- [What is expected] Select all lines holding the word "Download" from the entries that follow.

- [Data listing]
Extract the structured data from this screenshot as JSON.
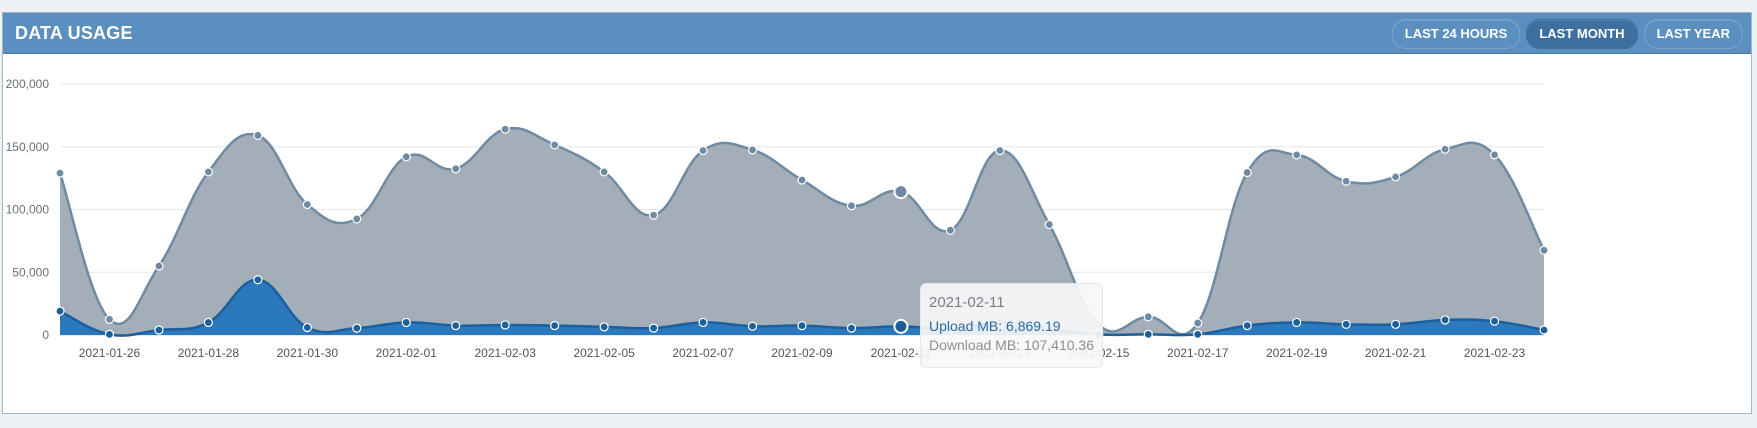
{
  "header": {
    "title": "DATA USAGE",
    "buttons": [
      {
        "label": "LAST 24 HOURS",
        "active": false
      },
      {
        "label": "LAST MONTH",
        "active": true
      },
      {
        "label": "LAST YEAR",
        "active": false
      }
    ]
  },
  "tooltip": {
    "date": "2021-02-11",
    "upload_text": "Upload MB: 6,869.19",
    "download_text": "Download MB: 107,410.36"
  },
  "chart_data": {
    "type": "area",
    "x": [
      "2021-01-25",
      "2021-01-26",
      "2021-01-27",
      "2021-01-28",
      "2021-01-29",
      "2021-01-30",
      "2021-01-31",
      "2021-02-01",
      "2021-02-02",
      "2021-02-03",
      "2021-02-04",
      "2021-02-05",
      "2021-02-06",
      "2021-02-07",
      "2021-02-08",
      "2021-02-09",
      "2021-02-10",
      "2021-02-11",
      "2021-02-12",
      "2021-02-13",
      "2021-02-14",
      "2021-02-15",
      "2021-02-16",
      "2021-02-17",
      "2021-02-18",
      "2021-02-19",
      "2021-02-20",
      "2021-02-21",
      "2021-02-22",
      "2021-02-23",
      "2021-02-24"
    ],
    "x_tick_labels": [
      "2021-01-26",
      "2021-01-28",
      "2021-01-30",
      "2021-02-01",
      "2021-02-03",
      "2021-02-05",
      "2021-02-07",
      "2021-02-09",
      "2021-02-11",
      "2021-02-13",
      "2021-02-15",
      "2021-02-17",
      "2021-02-19",
      "2021-02-21",
      "2021-02-23"
    ],
    "stacked": true,
    "series": [
      {
        "name": "Upload MB",
        "color": "#2b78bd",
        "values": [
          19000,
          500,
          4000,
          10000,
          44000,
          6000,
          5500,
          10000,
          7500,
          8000,
          7500,
          6500,
          5500,
          10000,
          7000,
          7500,
          5500,
          6869.19,
          5000,
          10000,
          5000,
          500,
          500,
          500,
          7500,
          10000,
          8500,
          8500,
          12000,
          11000,
          4000
        ]
      },
      {
        "name": "Download MB",
        "color": "#a3aeb8",
        "values": [
          110000,
          12000,
          51000,
          120000,
          115000,
          98000,
          87000,
          132000,
          125000,
          156000,
          144000,
          123500,
          90000,
          137000,
          140500,
          116000,
          97500,
          107410.36,
          78500,
          137000,
          83000,
          7500,
          14000,
          9000,
          122000,
          133500,
          114000,
          117500,
          136000,
          132500,
          63500
        ]
      }
    ],
    "yticks": [
      "0",
      "50,000",
      "100,000",
      "150,000",
      "200,000"
    ],
    "ylim": [
      0,
      200000
    ],
    "grid": true,
    "highlight_index": 17
  }
}
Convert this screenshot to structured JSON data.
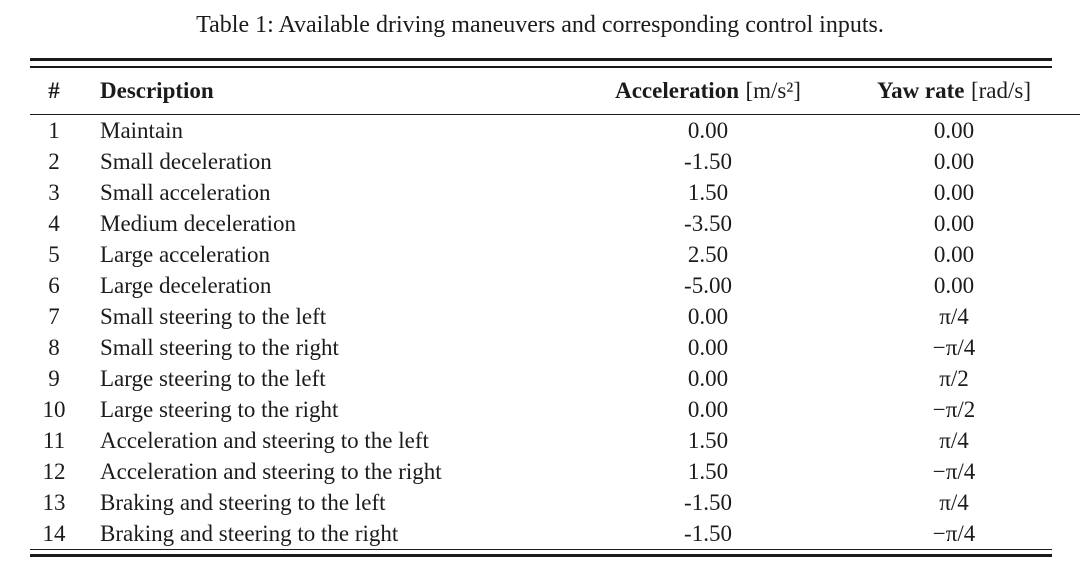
{
  "caption": "Table 1: Available driving maneuvers and corresponding control inputs.",
  "colors": {
    "text": "#1b1b1b",
    "background": "#ffffff",
    "rule": "#1b1b1b"
  },
  "table": {
    "columns": [
      {
        "label": "#",
        "unit": ""
      },
      {
        "label": "Description",
        "unit": ""
      },
      {
        "label": "Acceleration",
        "unit": "[m/s²]"
      },
      {
        "label": "Yaw rate",
        "unit": "[rad/s]"
      }
    ],
    "rows": [
      {
        "num": "1",
        "description": "Maintain",
        "acceleration": "0.00",
        "yaw_rate": "0.00"
      },
      {
        "num": "2",
        "description": "Small deceleration",
        "acceleration": "-1.50",
        "yaw_rate": "0.00"
      },
      {
        "num": "3",
        "description": "Small acceleration",
        "acceleration": "1.50",
        "yaw_rate": "0.00"
      },
      {
        "num": "4",
        "description": "Medium deceleration",
        "acceleration": "-3.50",
        "yaw_rate": "0.00"
      },
      {
        "num": "5",
        "description": "Large acceleration",
        "acceleration": "2.50",
        "yaw_rate": "0.00"
      },
      {
        "num": "6",
        "description": "Large deceleration",
        "acceleration": "-5.00",
        "yaw_rate": "0.00"
      },
      {
        "num": "7",
        "description": "Small steering to the left",
        "acceleration": "0.00",
        "yaw_rate": "π/4"
      },
      {
        "num": "8",
        "description": "Small steering to the right",
        "acceleration": "0.00",
        "yaw_rate": "−π/4"
      },
      {
        "num": "9",
        "description": "Large steering to the left",
        "acceleration": "0.00",
        "yaw_rate": "π/2"
      },
      {
        "num": "10",
        "description": "Large steering to the right",
        "acceleration": "0.00",
        "yaw_rate": "−π/2"
      },
      {
        "num": "11",
        "description": "Acceleration and steering to the left",
        "acceleration": "1.50",
        "yaw_rate": "π/4"
      },
      {
        "num": "12",
        "description": "Acceleration and steering to the right",
        "acceleration": "1.50",
        "yaw_rate": "−π/4"
      },
      {
        "num": "13",
        "description": "Braking and steering to the left",
        "acceleration": "-1.50",
        "yaw_rate": "π/4"
      },
      {
        "num": "14",
        "description": "Braking and steering to the right",
        "acceleration": "-1.50",
        "yaw_rate": "−π/4"
      }
    ]
  }
}
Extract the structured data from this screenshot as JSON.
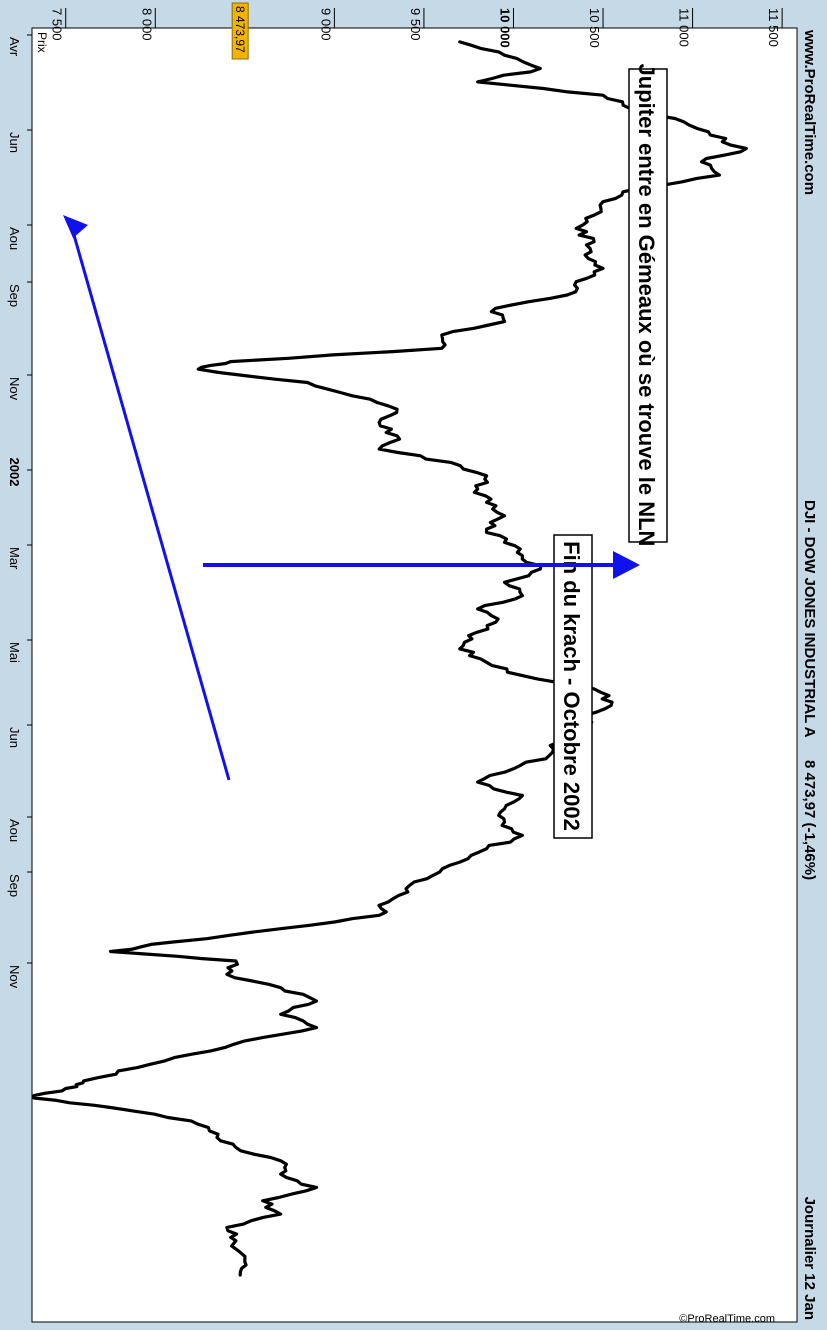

- [Task result]
    "download_text": "Download MB: 107,410.36"
        "name": "Download MB",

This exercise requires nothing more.